═════ Rows ═════

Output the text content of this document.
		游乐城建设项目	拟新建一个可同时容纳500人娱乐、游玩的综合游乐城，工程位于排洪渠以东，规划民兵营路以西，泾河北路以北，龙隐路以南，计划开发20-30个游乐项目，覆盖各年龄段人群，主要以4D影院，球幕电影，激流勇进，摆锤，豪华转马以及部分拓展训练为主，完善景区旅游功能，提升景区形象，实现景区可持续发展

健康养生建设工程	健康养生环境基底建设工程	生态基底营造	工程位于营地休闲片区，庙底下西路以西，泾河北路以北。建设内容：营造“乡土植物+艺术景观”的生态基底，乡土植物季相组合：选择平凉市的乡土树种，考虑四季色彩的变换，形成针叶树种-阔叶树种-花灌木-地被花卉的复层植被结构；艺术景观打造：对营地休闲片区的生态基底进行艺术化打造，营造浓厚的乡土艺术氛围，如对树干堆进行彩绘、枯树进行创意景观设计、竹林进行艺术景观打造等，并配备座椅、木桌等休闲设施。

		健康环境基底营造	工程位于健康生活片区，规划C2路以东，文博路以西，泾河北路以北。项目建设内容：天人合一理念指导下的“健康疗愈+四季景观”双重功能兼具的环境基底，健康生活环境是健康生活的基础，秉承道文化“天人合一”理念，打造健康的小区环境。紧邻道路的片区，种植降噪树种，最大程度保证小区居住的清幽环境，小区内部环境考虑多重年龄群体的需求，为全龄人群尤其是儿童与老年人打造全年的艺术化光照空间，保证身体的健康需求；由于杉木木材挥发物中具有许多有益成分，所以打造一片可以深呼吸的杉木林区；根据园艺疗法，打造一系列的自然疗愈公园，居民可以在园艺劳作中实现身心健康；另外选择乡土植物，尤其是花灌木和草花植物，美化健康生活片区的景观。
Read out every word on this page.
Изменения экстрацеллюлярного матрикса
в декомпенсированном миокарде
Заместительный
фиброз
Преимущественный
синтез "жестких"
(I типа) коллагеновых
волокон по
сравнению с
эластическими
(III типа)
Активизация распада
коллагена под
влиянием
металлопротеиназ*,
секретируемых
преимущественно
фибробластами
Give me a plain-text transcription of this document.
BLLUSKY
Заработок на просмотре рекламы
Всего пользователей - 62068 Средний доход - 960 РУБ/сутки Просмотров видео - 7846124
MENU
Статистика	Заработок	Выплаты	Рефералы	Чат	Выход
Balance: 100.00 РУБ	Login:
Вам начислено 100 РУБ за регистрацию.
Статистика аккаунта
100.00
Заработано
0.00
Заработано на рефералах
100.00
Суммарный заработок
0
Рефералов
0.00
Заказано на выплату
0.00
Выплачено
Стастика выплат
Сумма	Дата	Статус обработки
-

═════

_Instruction:_
Repeat the data verbatim.

_Correct output:_
Output the text content of this document.
		游乐城建设项目	拟新建一个可同时容纳500人娱乐、游玩的综合游乐城，工程位于排洪渠以东，规划民兵营路以西，泾河北路以北，龙隐路以南，计划开发20-30个游乐项目，覆盖各年龄段人群，主要以4D影院，球幕电影，激流勇进，摆锤，豪华转马以及部分拓展训练为主，完善景区旅游功能，提升景区形象，实现景区可持续发展

健康养生建设工程	健康养生环境基底建设工程	生态基底营造	工程位于营地休闲片区，庙底下西路以西，泾河北路以北。建设内容：营造“乡土植物+艺术景观”的生态基底，乡土植物季相组合：选择平凉市的乡土树种，考虑四季色彩的变换，形成针叶树种-阔叶树种-花灌木-地被花卉的复层植被结构；艺术景观打造：对营地休闲片区的生态基底进行艺术化打造，营造浓厚的乡土艺术氛围，如对树干堆进行彩绘、枯树进行创意景观设计、竹林进行艺术景观打造等，并配备座椅、木桌等休闲设施。

		健康环境基底营造	工程位于健康生活片区，规划C2路以东，文博路以西，泾河北路以北。项目建设内容：天人合一理念指导下的“健康疗愈+四季景观”双重功能兼具的环境基底，健康生活环境是健康生活的基础，秉承道文化“天人合一”理念，打造健康的小区环境。紧邻道路的片区，种植降噪树种，最大程度保证小区居住的清幽环境，小区内部环境考虑多重年龄群体的需求，为全龄人群尤其是儿童与老年人打造全年的艺术化光照空间，保证身体的健康需求；由于杉木木材挥发物中具有许多有益成分，所以打造一片可以深呼吸的杉木林区；根据园艺疗法，打造一系列的自然疗愈公园，居民可以在园艺劳作中实现身心健康；另外选择乡土植物，尤其是花灌木和草花植物，美化健康生活片区的景观。
Read out every word on this page.
Изменения экстрацеллюлярного матрикса
в декомпенсированном миокарде
Заместительный
фиброз
Преимущественный
синтез "жестких"
(I типа) коллагеновых
волокон по
сравнению с
эластическими
(III типа)
Активизация распада
коллагена под
влиянием
металлопротеиназ*,
секретируемых
преимущественно
фибробластами
Give me a plain-text transcription of this document.
BLLUSKY
Заработок на просмотре рекламы
Всего пользователей - 62068 Средний доход - 960 РУБ/сутки Просмотров видео - 7846124
MENU
Статистика	Заработок	Выплаты	Рефералы	Чат	Выход
Balance: 100.00 РУБ	Login:
Вам начислено 100 РУБ за регистрацию.
Статистика аккаунта
100.00
Заработано
0.00
Заработано на рефералах
100.00
Суммарный заработок
0
Рефералов
0.00
Заказано на выплату
0.00
Выплачено
Стастика выплат
Сумма	Дата	Статус обработки
-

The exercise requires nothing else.